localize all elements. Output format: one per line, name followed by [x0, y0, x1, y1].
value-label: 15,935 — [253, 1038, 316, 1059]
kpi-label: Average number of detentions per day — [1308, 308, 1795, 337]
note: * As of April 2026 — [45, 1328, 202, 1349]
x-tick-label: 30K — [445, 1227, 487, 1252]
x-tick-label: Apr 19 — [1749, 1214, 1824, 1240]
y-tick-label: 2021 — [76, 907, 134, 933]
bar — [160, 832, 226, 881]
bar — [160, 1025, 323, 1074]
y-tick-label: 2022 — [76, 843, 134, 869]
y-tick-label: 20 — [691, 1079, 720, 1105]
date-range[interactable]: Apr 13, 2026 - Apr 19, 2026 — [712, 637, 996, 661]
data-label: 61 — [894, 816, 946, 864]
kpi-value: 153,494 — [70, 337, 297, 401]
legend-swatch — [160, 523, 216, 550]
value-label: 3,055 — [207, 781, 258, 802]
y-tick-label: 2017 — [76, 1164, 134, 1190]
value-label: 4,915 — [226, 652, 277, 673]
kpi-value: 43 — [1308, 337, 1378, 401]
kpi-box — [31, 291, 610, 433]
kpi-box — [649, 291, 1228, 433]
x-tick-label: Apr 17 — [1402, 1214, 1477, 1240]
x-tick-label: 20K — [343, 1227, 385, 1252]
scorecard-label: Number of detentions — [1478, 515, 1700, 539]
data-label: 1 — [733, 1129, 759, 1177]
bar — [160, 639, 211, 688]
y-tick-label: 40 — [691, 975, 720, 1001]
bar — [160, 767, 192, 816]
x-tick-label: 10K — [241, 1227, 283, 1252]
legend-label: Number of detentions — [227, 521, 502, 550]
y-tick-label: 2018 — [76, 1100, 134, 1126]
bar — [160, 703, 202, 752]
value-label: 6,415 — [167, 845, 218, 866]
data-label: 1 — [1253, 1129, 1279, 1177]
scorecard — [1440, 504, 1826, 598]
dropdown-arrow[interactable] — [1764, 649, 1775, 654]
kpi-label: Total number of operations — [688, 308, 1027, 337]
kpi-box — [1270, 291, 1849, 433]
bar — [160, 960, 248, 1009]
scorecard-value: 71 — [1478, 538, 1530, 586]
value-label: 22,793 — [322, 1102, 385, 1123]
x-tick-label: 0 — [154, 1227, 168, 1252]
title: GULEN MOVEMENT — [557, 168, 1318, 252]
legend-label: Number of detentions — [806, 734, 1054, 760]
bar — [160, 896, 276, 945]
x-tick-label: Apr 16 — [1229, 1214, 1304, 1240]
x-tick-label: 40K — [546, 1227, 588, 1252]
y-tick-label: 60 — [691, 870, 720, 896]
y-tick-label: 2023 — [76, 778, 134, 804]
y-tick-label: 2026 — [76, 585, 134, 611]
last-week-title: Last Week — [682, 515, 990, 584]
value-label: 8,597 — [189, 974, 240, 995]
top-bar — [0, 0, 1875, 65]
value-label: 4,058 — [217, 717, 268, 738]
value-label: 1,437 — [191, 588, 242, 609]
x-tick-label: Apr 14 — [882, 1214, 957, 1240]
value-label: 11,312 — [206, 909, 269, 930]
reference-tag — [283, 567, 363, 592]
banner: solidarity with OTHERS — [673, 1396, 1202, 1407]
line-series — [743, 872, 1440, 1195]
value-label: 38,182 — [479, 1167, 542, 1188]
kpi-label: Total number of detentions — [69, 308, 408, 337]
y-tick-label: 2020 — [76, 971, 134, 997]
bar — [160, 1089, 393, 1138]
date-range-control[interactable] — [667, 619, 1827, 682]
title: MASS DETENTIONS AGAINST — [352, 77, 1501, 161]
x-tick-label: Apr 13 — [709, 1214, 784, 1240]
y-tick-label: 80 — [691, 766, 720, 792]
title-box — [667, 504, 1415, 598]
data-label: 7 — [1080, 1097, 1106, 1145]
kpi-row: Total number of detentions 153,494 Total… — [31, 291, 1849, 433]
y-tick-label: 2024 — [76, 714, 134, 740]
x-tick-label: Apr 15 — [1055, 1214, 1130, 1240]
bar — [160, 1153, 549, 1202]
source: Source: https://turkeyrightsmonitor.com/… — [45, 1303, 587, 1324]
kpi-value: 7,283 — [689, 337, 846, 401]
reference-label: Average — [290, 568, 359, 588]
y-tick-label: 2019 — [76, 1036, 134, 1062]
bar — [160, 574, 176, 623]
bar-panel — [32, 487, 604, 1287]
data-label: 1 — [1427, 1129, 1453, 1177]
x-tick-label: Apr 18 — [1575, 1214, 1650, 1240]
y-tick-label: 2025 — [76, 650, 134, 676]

· · ·

REQUEST →
Output every line of the data above verbatim, changing nothing.

EXERCISE ANSWER →
localize all elements. Output format: one per line, name followed by [x0, y0, x1, y1].
value-label: 15,935 — [253, 1038, 316, 1059]
kpi-label: Average number of detentions per day — [1308, 308, 1795, 337]
note: * As of April 2026 — [45, 1328, 202, 1349]
x-tick-label: 30K — [445, 1227, 487, 1252]
x-tick-label: Apr 19 — [1749, 1214, 1824, 1240]
y-tick-label: 2021 — [76, 907, 134, 933]
bar — [160, 832, 226, 881]
bar — [160, 1025, 323, 1074]
y-tick-label: 2022 — [76, 843, 134, 869]
y-tick-label: 20 — [691, 1079, 720, 1105]
date-range[interactable]: Apr 13, 2026 - Apr 19, 2026 — [712, 637, 996, 661]
data-label: 61 — [894, 816, 946, 864]
kpi-value: 153,494 — [70, 337, 297, 401]
legend-swatch — [160, 523, 216, 550]
value-label: 3,055 — [207, 781, 258, 802]
y-tick-label: 2017 — [76, 1164, 134, 1190]
value-label: 4,915 — [226, 652, 277, 673]
kpi-value: 43 — [1308, 337, 1378, 401]
kpi-box — [31, 291, 610, 433]
kpi-box — [649, 291, 1228, 433]
x-tick-label: Apr 17 — [1402, 1214, 1477, 1240]
x-tick-label: 20K — [343, 1227, 385, 1252]
scorecard-label: Number of detentions — [1478, 515, 1700, 539]
data-label: 1 — [733, 1129, 759, 1177]
bar — [160, 639, 211, 688]
y-tick-label: 40 — [691, 975, 720, 1001]
bar — [160, 767, 192, 816]
x-tick-label: 10K — [241, 1227, 283, 1252]
legend-label: Number of detentions — [227, 521, 502, 550]
y-tick-label: 2018 — [76, 1100, 134, 1126]
bar — [160, 703, 202, 752]
value-label: 6,415 — [167, 845, 218, 866]
data-label: 1 — [1253, 1129, 1279, 1177]
scorecard — [1440, 504, 1826, 598]
dropdown-arrow[interactable] — [1764, 649, 1775, 654]
kpi-label: Total number of operations — [688, 308, 1027, 337]
kpi-box — [1270, 291, 1849, 433]
bar — [160, 960, 248, 1009]
scorecard-value: 71 — [1478, 538, 1530, 586]
value-label: 22,793 — [322, 1102, 385, 1123]
x-tick-label: 0 — [154, 1227, 168, 1252]
title: GULEN MOVEMENT — [557, 168, 1318, 252]
legend-label: Number of detentions — [806, 734, 1054, 760]
bar — [160, 896, 276, 945]
x-tick-label: Apr 16 — [1229, 1214, 1304, 1240]
x-tick-label: 40K — [546, 1227, 588, 1252]
y-tick-label: 60 — [691, 870, 720, 896]
y-tick-label: 2023 — [76, 778, 134, 804]
y-tick-label: 2026 — [76, 585, 134, 611]
last-week-title: Last Week — [682, 515, 990, 584]
value-label: 8,597 — [189, 974, 240, 995]
top-bar — [0, 0, 1875, 65]
value-label: 4,058 — [217, 717, 268, 738]
value-label: 1,437 — [191, 588, 242, 609]
x-tick-label: Apr 14 — [882, 1214, 957, 1240]
value-label: 11,312 — [206, 909, 269, 930]
reference-tag — [283, 567, 363, 592]
banner: solidarity with OTHERS — [673, 1396, 1202, 1407]
line-series — [743, 872, 1440, 1195]
value-label: 38,182 — [479, 1167, 542, 1188]
kpi-label: Total number of detentions — [69, 308, 408, 337]
y-tick-label: 2020 — [76, 971, 134, 997]
bar — [160, 1089, 393, 1138]
date-range-control[interactable] — [667, 619, 1827, 682]
title: MASS DETENTIONS AGAINST — [352, 77, 1501, 161]
x-tick-label: Apr 13 — [709, 1214, 784, 1240]
y-tick-label: 80 — [691, 766, 720, 792]
title-box — [667, 504, 1415, 598]
data-label: 7 — [1080, 1097, 1106, 1145]
kpi-row: Total number of detentions 153,494 Total… — [31, 291, 1849, 433]
y-tick-label: 2024 — [76, 714, 134, 740]
x-tick-label: Apr 15 — [1055, 1214, 1130, 1240]
bar — [160, 1153, 549, 1202]
source: Source: https://turkeyrightsmonitor.com/… — [45, 1303, 587, 1324]
kpi-value: 7,283 — [689, 337, 846, 401]
reference-label: Average — [290, 568, 359, 588]
y-tick-label: 2019 — [76, 1036, 134, 1062]
bar — [160, 574, 176, 623]
bar-panel — [32, 487, 604, 1287]
data-label: 1 — [1427, 1129, 1453, 1177]
x-tick-label: Apr 18 — [1575, 1214, 1650, 1240]
y-tick-label: 2025 — [76, 650, 134, 676]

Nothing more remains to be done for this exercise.